* **Exercise**:
Copy every entry exactly.

* **Records for the task**:
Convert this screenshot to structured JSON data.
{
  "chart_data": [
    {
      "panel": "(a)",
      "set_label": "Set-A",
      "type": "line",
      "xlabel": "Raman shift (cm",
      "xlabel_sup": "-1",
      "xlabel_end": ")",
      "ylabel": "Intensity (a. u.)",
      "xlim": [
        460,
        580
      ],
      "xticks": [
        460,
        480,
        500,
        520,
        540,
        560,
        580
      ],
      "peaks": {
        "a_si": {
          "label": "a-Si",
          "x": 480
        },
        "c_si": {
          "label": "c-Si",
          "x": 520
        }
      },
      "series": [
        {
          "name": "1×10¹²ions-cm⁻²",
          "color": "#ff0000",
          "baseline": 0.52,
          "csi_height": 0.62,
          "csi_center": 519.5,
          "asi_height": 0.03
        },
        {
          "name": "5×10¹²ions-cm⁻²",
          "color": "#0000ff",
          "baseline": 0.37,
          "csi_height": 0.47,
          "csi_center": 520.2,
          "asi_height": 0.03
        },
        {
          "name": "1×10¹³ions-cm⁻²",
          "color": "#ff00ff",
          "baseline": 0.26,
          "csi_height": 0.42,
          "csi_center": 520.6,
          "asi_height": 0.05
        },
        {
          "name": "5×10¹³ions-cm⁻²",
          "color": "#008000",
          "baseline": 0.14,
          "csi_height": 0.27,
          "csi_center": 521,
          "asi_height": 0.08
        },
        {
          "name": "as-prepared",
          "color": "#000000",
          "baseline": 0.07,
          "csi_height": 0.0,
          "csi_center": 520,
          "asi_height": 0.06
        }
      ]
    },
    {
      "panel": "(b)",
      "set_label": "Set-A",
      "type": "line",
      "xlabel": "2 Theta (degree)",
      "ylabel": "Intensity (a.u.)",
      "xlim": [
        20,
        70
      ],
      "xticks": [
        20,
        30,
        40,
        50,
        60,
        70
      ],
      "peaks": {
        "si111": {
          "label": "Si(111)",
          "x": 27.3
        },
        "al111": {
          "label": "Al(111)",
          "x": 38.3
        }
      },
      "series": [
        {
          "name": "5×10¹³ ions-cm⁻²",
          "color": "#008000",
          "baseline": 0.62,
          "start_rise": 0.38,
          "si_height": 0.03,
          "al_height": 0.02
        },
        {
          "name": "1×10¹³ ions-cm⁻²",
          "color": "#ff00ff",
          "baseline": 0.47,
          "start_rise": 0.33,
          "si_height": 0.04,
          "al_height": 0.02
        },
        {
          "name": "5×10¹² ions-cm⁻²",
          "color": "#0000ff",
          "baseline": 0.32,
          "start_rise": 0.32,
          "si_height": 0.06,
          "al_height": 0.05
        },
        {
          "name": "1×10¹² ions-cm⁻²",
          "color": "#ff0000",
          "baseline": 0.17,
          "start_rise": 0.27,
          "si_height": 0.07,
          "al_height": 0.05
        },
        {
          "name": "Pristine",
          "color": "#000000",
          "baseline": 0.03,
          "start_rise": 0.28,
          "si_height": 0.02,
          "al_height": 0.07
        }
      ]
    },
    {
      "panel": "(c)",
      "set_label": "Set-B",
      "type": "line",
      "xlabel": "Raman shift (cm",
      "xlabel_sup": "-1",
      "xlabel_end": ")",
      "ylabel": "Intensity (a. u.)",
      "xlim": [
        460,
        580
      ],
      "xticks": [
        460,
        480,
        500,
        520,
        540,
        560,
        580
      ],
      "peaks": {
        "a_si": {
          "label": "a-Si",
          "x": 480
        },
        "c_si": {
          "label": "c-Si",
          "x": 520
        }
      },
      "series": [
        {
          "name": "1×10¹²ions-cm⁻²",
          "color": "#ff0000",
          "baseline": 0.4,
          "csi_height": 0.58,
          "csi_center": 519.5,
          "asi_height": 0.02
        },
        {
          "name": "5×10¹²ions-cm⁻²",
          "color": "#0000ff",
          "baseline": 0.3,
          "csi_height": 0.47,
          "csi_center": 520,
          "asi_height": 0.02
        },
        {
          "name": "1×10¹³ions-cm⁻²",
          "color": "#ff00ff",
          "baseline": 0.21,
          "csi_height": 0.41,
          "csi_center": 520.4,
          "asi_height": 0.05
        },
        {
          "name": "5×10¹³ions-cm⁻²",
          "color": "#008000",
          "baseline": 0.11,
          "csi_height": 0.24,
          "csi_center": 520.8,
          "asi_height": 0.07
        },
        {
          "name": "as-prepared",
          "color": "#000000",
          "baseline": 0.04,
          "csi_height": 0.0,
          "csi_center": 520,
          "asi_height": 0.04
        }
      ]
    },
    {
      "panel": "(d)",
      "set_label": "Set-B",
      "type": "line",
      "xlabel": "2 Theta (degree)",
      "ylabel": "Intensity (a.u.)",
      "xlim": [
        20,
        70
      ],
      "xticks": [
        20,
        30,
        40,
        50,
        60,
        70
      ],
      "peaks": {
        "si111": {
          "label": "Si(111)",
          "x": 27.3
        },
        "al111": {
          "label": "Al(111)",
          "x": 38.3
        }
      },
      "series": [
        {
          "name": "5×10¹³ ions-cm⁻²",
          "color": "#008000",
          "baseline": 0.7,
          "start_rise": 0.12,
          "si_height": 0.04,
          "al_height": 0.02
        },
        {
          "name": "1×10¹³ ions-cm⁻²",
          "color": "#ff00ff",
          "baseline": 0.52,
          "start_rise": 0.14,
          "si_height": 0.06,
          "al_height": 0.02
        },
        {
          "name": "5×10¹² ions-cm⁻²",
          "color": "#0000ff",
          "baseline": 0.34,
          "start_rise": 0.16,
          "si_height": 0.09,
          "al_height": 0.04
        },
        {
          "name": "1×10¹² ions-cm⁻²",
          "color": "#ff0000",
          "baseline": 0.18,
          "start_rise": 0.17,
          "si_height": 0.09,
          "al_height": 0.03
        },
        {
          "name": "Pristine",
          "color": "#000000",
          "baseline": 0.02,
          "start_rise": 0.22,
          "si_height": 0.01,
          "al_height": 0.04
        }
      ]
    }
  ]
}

* **Result**:
Convert this screenshot to structured JSON data.
{
  "chart_data": [
    {
      "panel": "(a)",
      "set_label": "Set-A",
      "type": "line",
      "xlabel": "Raman shift (cm",
      "xlabel_sup": "-1",
      "xlabel_end": ")",
      "ylabel": "Intensity (a. u.)",
      "xlim": [
        460,
        580
      ],
      "xticks": [
        460,
        480,
        500,
        520,
        540,
        560,
        580
      ],
      "peaks": {
        "a_si": {
          "label": "a-Si",
          "x": 480
        },
        "c_si": {
          "label": "c-Si",
          "x": 520
        }
      },
      "series": [
        {
          "name": "1×10¹²ions-cm⁻²",
          "color": "#ff0000",
          "baseline": 0.52,
          "csi_height": 0.62,
          "csi_center": 519.5,
          "asi_height": 0.03
        },
        {
          "name": "5×10¹²ions-cm⁻²",
          "color": "#0000ff",
          "baseline": 0.37,
          "csi_height": 0.47,
          "csi_center": 520.2,
          "asi_height": 0.03
        },
        {
          "name": "1×10¹³ions-cm⁻²",
          "color": "#ff00ff",
          "baseline": 0.26,
          "csi_height": 0.42,
          "csi_center": 520.6,
          "asi_height": 0.05
        },
        {
          "name": "5×10¹³ions-cm⁻²",
          "color": "#008000",
          "baseline": 0.14,
          "csi_height": 0.27,
          "csi_center": 521,
          "asi_height": 0.08
        },
        {
          "name": "as-prepared",
          "color": "#000000",
          "baseline": 0.07,
          "csi_height": 0.0,
          "csi_center": 520,
          "asi_height": 0.06
        }
      ]
    },
    {
      "panel": "(b)",
      "set_label": "Set-A",
      "type": "line",
      "xlabel": "2 Theta (degree)",
      "ylabel": "Intensity (a.u.)",
      "xlim": [
        20,
        70
      ],
      "xticks": [
        20,
        30,
        40,
        50,
        60,
        70
      ],
      "peaks": {
        "si111": {
          "label": "Si(111)",
          "x": 27.3
        },
        "al111": {
          "label": "Al(111)",
          "x": 38.3
        }
      },
      "series": [
        {
          "name": "5×10¹³ ions-cm⁻²",
          "color": "#008000",
          "baseline": 0.62,
          "start_rise": 0.38,
          "si_height": 0.03,
          "al_height": 0.02
        },
        {
          "name": "1×10¹³ ions-cm⁻²",
          "color": "#ff00ff",
          "baseline": 0.47,
          "start_rise": 0.33,
          "si_height": 0.04,
          "al_height": 0.02
        },
        {
          "name": "5×10¹² ions-cm⁻²",
          "color": "#0000ff",
          "baseline": 0.32,
          "start_rise": 0.32,
          "si_height": 0.06,
          "al_height": 0.05
        },
        {
          "name": "1×10¹² ions-cm⁻²",
          "color": "#ff0000",
          "baseline": 0.17,
          "start_rise": 0.27,
          "si_height": 0.07,
          "al_height": 0.05
        },
        {
          "name": "Pristine",
          "color": "#000000",
          "baseline": 0.03,
          "start_rise": 0.28,
          "si_height": 0.02,
          "al_height": 0.07
        }
      ]
    },
    {
      "panel": "(c)",
      "set_label": "Set-B",
      "type": "line",
      "xlabel": "Raman shift (cm",
      "xlabel_sup": "-1",
      "xlabel_end": ")",
      "ylabel": "Intensity (a. u.)",
      "xlim": [
        460,
        580
      ],
      "xticks": [
        460,
        480,
        500,
        520,
        540,
        560,
        580
      ],
      "peaks": {
        "a_si": {
          "label": "a-Si",
          "x": 480
        },
        "c_si": {
          "label": "c-Si",
          "x": 520
        }
      },
      "series": [
        {
          "name": "1×10¹²ions-cm⁻²",
          "color": "#ff0000",
          "baseline": 0.4,
          "csi_height": 0.58,
          "csi_center": 519.5,
          "asi_height": 0.02
        },
        {
          "name": "5×10¹²ions-cm⁻²",
          "color": "#0000ff",
          "baseline": 0.3,
          "csi_height": 0.47,
          "csi_center": 520,
          "asi_height": 0.02
        },
        {
          "name": "1×10¹³ions-cm⁻²",
          "color": "#ff00ff",
          "baseline": 0.21,
          "csi_height": 0.41,
          "csi_center": 520.4,
          "asi_height": 0.05
        },
        {
          "name": "5×10¹³ions-cm⁻²",
          "color": "#008000",
          "baseline": 0.11,
          "csi_height": 0.24,
          "csi_center": 520.8,
          "asi_height": 0.07
        },
        {
          "name": "as-prepared",
          "color": "#000000",
          "baseline": 0.04,
          "csi_height": 0.0,
          "csi_center": 520,
          "asi_height": 0.04
        }
      ]
    },
    {
      "panel": "(d)",
      "set_label": "Set-B",
      "type": "line",
      "xlabel": "2 Theta (degree)",
      "ylabel": "Intensity (a.u.)",
      "xlim": [
        20,
        70
      ],
      "xticks": [
        20,
        30,
        40,
        50,
        60,
        70
      ],
      "peaks": {
        "si111": {
          "label": "Si(111)",
          "x": 27.3
        },
        "al111": {
          "label": "Al(111)",
          "x": 38.3
        }
      },
      "series": [
        {
          "name": "5×10¹³ ions-cm⁻²",
          "color": "#008000",
          "baseline": 0.7,
          "start_rise": 0.12,
          "si_height": 0.04,
          "al_height": 0.02
        },
        {
          "name": "1×10¹³ ions-cm⁻²",
          "color": "#ff00ff",
          "baseline": 0.52,
          "start_rise": 0.14,
          "si_height": 0.06,
          "al_height": 0.02
        },
        {
          "name": "5×10¹² ions-cm⁻²",
          "color": "#0000ff",
          "baseline": 0.34,
          "start_rise": 0.16,
          "si_height": 0.09,
          "al_height": 0.04
        },
        {
          "name": "1×10¹² ions-cm⁻²",
          "color": "#ff0000",
          "baseline": 0.18,
          "start_rise": 0.17,
          "si_height": 0.09,
          "al_height": 0.03
        },
        {
          "name": "Pristine",
          "color": "#000000",
          "baseline": 0.02,
          "start_rise": 0.22,
          "si_height": 0.01,
          "al_height": 0.04
        }
      ]
    }
  ]
}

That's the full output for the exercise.